» Instruction
Every record below should be written out exactly; pictures stay out.

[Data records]
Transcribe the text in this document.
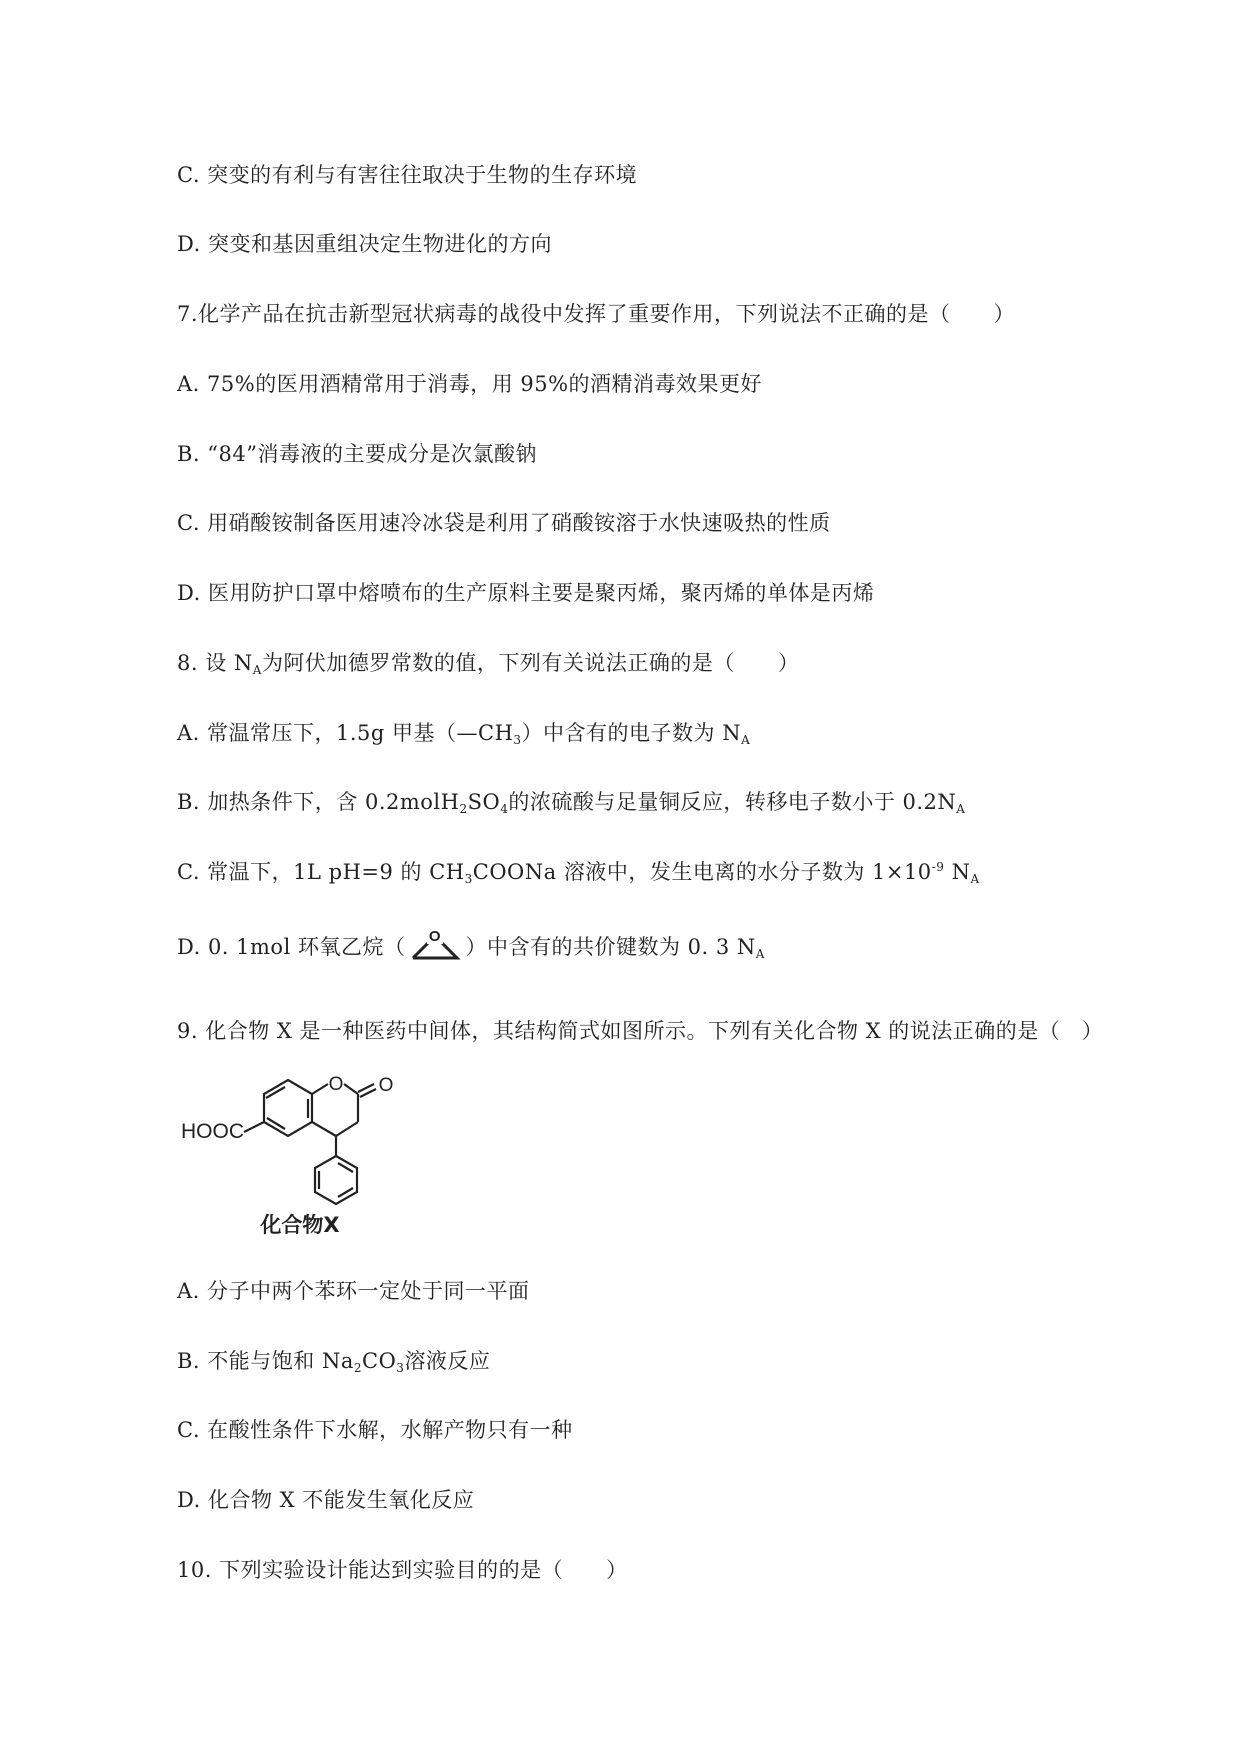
C. 突变的有利与有害往往取决于生物的生存环境
D. 突变和基因重组决定生物进化的方向
7.化学产品在抗击新型冠状病毒的战役中发挥了重要作用，下列说法不正确的是（　　）
A. 75%的医用酒精常用于消毒，用 95%的酒精消毒效果更好
B. “84”消毒液的主要成分是次氯酸钠
C. 用硝酸铵制备医用速冷冰袋是利用了硝酸铵溶于水快速吸热的性质
D. 医用防护口罩中熔喷布的生产原料主要是聚丙烯，聚丙烯的单体是丙烯
8. 设 $N_A$为阿伏加德罗常数的值，下列有关说法正确的是（　　）
A. 常温常压下，1.5g 甲基$(—CH_3)$中含有的电子数为 $N_A$
B. 加热条件下，含 $0.2molH_2SO_4$的浓硫酸与足量铜反应，转移电子数小于 $0.2N_A$
C. 常温下，1L pH=9 的 $CH_3COONa$ 溶液中，发生电离的水分子数为 $1\times 10^{-9}$ $N_A$
D. 0. 1mol 环氧乙烷（ O ）中含有的共价键数为 0. 3 $N_A$
9. 化合物 X 是一种医药中间体，其结构简式如图所示。下列有关化合物 X 的说法正确的是（　）
O O
HOOC
化合物X
A. 分子中两个苯环一定处于同一平面
B. 不能与饱和 $Na_2CO_3$溶液反应
C. 在酸性条件下水解，水解产物只有一种
D. 化合物 X 不能发生氧化反应
10. 下列实验设计能达到实验目的的是（　　）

» Final result
Transcribe the text in this document.
C. 突变的有利与有害往往取决于生物的生存环境
D. 突变和基因重组决定生物进化的方向
7.化学产品在抗击新型冠状病毒的战役中发挥了重要作用，下列说法不正确的是（　　）
A. 75%的医用酒精常用于消毒，用 95%的酒精消毒效果更好
B. “84”消毒液的主要成分是次氯酸钠
C. 用硝酸铵制备医用速冷冰袋是利用了硝酸铵溶于水快速吸热的性质
D. 医用防护口罩中熔喷布的生产原料主要是聚丙烯，聚丙烯的单体是丙烯
8. 设 $N_A$为阿伏加德罗常数的值，下列有关说法正确的是（　　）
A. 常温常压下，1.5g 甲基$(—CH_3)$中含有的电子数为 $N_A$
B. 加热条件下，含 $0.2molH_2SO_4$的浓硫酸与足量铜反应，转移电子数小于 $0.2N_A$
C. 常温下，1L pH=9 的 $CH_3COONa$ 溶液中，发生电离的水分子数为 $1\times 10^{-9}$ $N_A$
D. 0. 1mol 环氧乙烷（ O ）中含有的共价键数为 0. 3 $N_A$
9. 化合物 X 是一种医药中间体，其结构简式如图所示。下列有关化合物 X 的说法正确的是（　）
O O
HOOC
化合物X
A. 分子中两个苯环一定处于同一平面
B. 不能与饱和 $Na_2CO_3$溶液反应
C. 在酸性条件下水解，水解产物只有一种
D. 化合物 X 不能发生氧化反应
10. 下列实验设计能达到实验目的的是（　　）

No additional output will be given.